> [WHAT IS BEING ASKED]: Exactly as written, please set down all of the entries again, with no pictures.

(Stored records)
>> begin

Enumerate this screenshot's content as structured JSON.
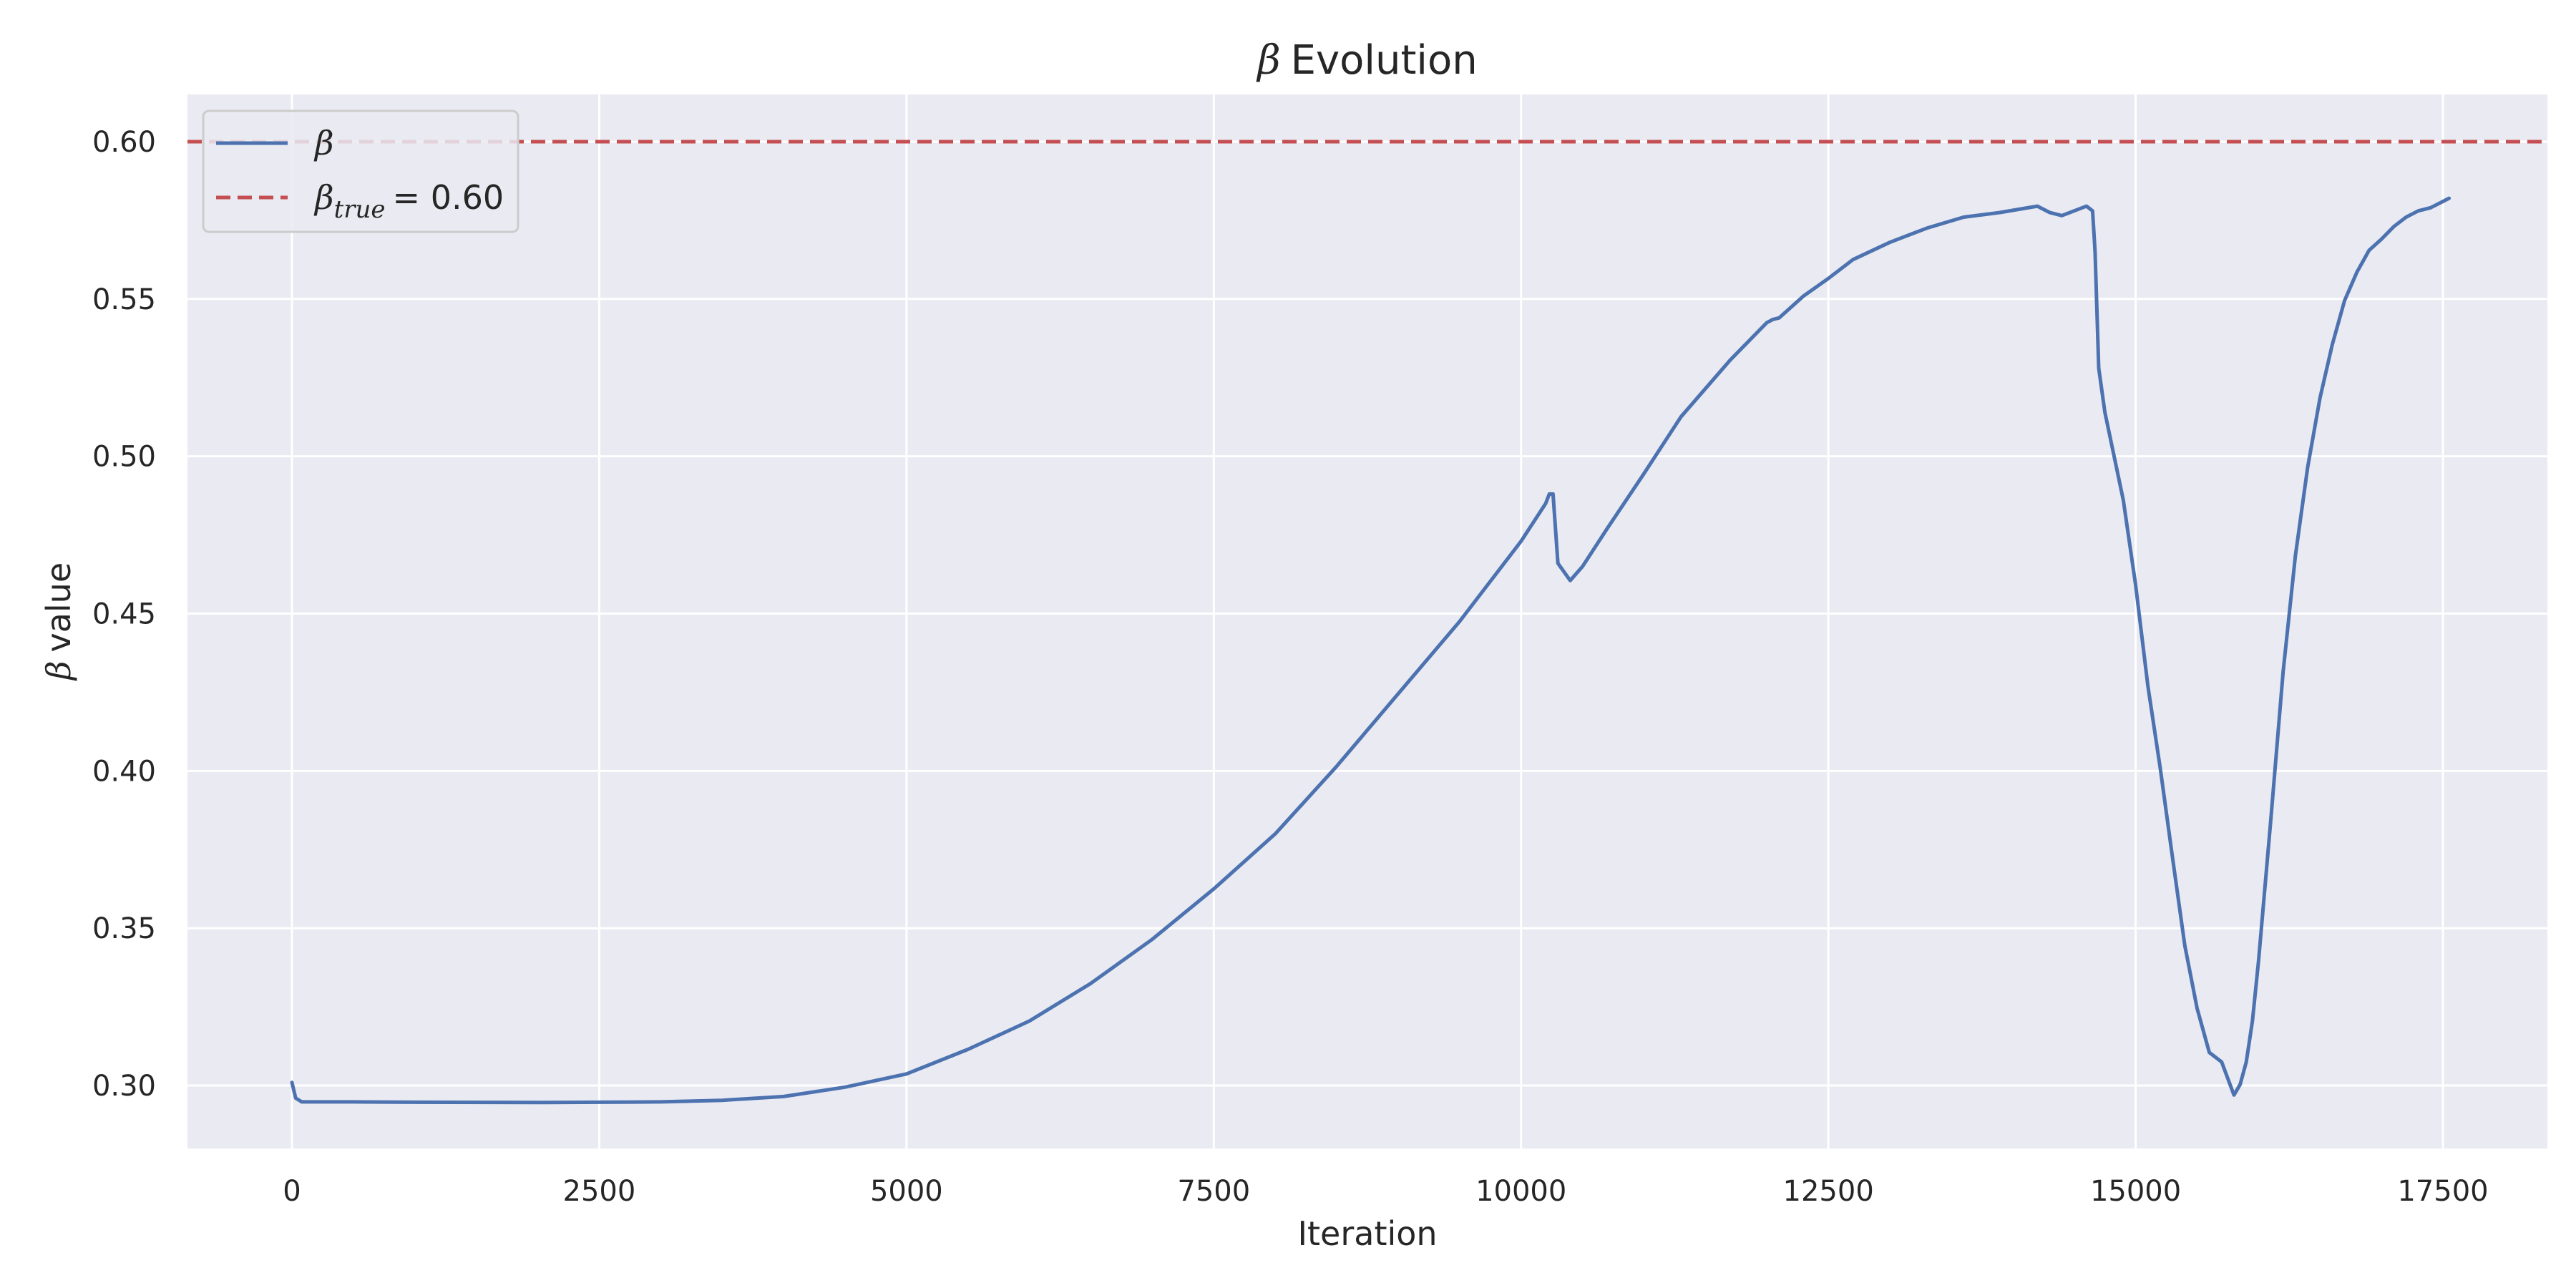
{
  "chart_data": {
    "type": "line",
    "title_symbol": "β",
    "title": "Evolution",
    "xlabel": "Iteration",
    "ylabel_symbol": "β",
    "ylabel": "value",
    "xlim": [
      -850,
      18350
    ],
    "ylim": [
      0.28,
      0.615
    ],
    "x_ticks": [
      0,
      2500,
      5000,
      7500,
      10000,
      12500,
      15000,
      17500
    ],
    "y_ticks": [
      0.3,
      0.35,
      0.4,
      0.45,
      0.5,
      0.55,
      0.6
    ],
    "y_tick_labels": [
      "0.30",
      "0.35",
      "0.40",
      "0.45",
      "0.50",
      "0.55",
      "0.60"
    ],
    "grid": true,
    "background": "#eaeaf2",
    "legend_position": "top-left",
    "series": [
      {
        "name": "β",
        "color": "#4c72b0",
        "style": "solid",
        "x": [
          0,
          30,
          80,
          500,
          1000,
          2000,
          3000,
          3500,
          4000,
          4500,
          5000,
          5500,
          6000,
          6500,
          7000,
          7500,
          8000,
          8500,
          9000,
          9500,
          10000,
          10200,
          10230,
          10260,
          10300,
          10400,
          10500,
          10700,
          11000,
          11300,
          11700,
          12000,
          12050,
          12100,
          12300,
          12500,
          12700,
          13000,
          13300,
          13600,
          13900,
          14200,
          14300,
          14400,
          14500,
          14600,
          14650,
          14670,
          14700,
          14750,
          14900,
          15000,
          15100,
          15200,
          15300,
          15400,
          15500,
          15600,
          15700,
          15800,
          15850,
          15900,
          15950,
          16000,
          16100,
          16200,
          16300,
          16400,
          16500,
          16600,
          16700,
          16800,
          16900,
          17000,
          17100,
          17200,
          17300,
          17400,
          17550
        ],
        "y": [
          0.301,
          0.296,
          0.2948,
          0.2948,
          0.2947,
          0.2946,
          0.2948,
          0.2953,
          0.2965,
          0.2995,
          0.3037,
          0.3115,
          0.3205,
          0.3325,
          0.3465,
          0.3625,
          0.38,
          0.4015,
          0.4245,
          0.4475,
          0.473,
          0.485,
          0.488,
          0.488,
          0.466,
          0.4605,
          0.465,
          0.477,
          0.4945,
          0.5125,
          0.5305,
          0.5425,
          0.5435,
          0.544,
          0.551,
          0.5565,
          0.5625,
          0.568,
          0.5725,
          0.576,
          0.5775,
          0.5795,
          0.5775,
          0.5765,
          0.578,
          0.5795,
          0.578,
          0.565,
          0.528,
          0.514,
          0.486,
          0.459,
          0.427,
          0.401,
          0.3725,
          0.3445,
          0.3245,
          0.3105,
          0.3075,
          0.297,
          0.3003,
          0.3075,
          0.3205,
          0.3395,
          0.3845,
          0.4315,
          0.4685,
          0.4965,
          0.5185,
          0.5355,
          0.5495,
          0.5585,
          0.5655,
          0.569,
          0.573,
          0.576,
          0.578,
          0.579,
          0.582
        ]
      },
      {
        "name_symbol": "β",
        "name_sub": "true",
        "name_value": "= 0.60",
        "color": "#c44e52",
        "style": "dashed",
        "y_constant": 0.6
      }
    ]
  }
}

>> end

> [RESPONSE]:
Enumerate this screenshot's content as structured JSON.
{
  "chart_data": {
    "type": "line",
    "title_symbol": "β",
    "title": "Evolution",
    "xlabel": "Iteration",
    "ylabel_symbol": "β",
    "ylabel": "value",
    "xlim": [
      -850,
      18350
    ],
    "ylim": [
      0.28,
      0.615
    ],
    "x_ticks": [
      0,
      2500,
      5000,
      7500,
      10000,
      12500,
      15000,
      17500
    ],
    "y_ticks": [
      0.3,
      0.35,
      0.4,
      0.45,
      0.5,
      0.55,
      0.6
    ],
    "y_tick_labels": [
      "0.30",
      "0.35",
      "0.40",
      "0.45",
      "0.50",
      "0.55",
      "0.60"
    ],
    "grid": true,
    "background": "#eaeaf2",
    "legend_position": "top-left",
    "series": [
      {
        "name": "β",
        "color": "#4c72b0",
        "style": "solid",
        "x": [
          0,
          30,
          80,
          500,
          1000,
          2000,
          3000,
          3500,
          4000,
          4500,
          5000,
          5500,
          6000,
          6500,
          7000,
          7500,
          8000,
          8500,
          9000,
          9500,
          10000,
          10200,
          10230,
          10260,
          10300,
          10400,
          10500,
          10700,
          11000,
          11300,
          11700,
          12000,
          12050,
          12100,
          12300,
          12500,
          12700,
          13000,
          13300,
          13600,
          13900,
          14200,
          14300,
          14400,
          14500,
          14600,
          14650,
          14670,
          14700,
          14750,
          14900,
          15000,
          15100,
          15200,
          15300,
          15400,
          15500,
          15600,
          15700,
          15800,
          15850,
          15900,
          15950,
          16000,
          16100,
          16200,
          16300,
          16400,
          16500,
          16600,
          16700,
          16800,
          16900,
          17000,
          17100,
          17200,
          17300,
          17400,
          17550
        ],
        "y": [
          0.301,
          0.296,
          0.2948,
          0.2948,
          0.2947,
          0.2946,
          0.2948,
          0.2953,
          0.2965,
          0.2995,
          0.3037,
          0.3115,
          0.3205,
          0.3325,
          0.3465,
          0.3625,
          0.38,
          0.4015,
          0.4245,
          0.4475,
          0.473,
          0.485,
          0.488,
          0.488,
          0.466,
          0.4605,
          0.465,
          0.477,
          0.4945,
          0.5125,
          0.5305,
          0.5425,
          0.5435,
          0.544,
          0.551,
          0.5565,
          0.5625,
          0.568,
          0.5725,
          0.576,
          0.5775,
          0.5795,
          0.5775,
          0.5765,
          0.578,
          0.5795,
          0.578,
          0.565,
          0.528,
          0.514,
          0.486,
          0.459,
          0.427,
          0.401,
          0.3725,
          0.3445,
          0.3245,
          0.3105,
          0.3075,
          0.297,
          0.3003,
          0.3075,
          0.3205,
          0.3395,
          0.3845,
          0.4315,
          0.4685,
          0.4965,
          0.5185,
          0.5355,
          0.5495,
          0.5585,
          0.5655,
          0.569,
          0.573,
          0.576,
          0.578,
          0.579,
          0.582
        ]
      },
      {
        "name_symbol": "β",
        "name_sub": "true",
        "name_value": "= 0.60",
        "color": "#c44e52",
        "style": "dashed",
        "y_constant": 0.6
      }
    ]
  }
}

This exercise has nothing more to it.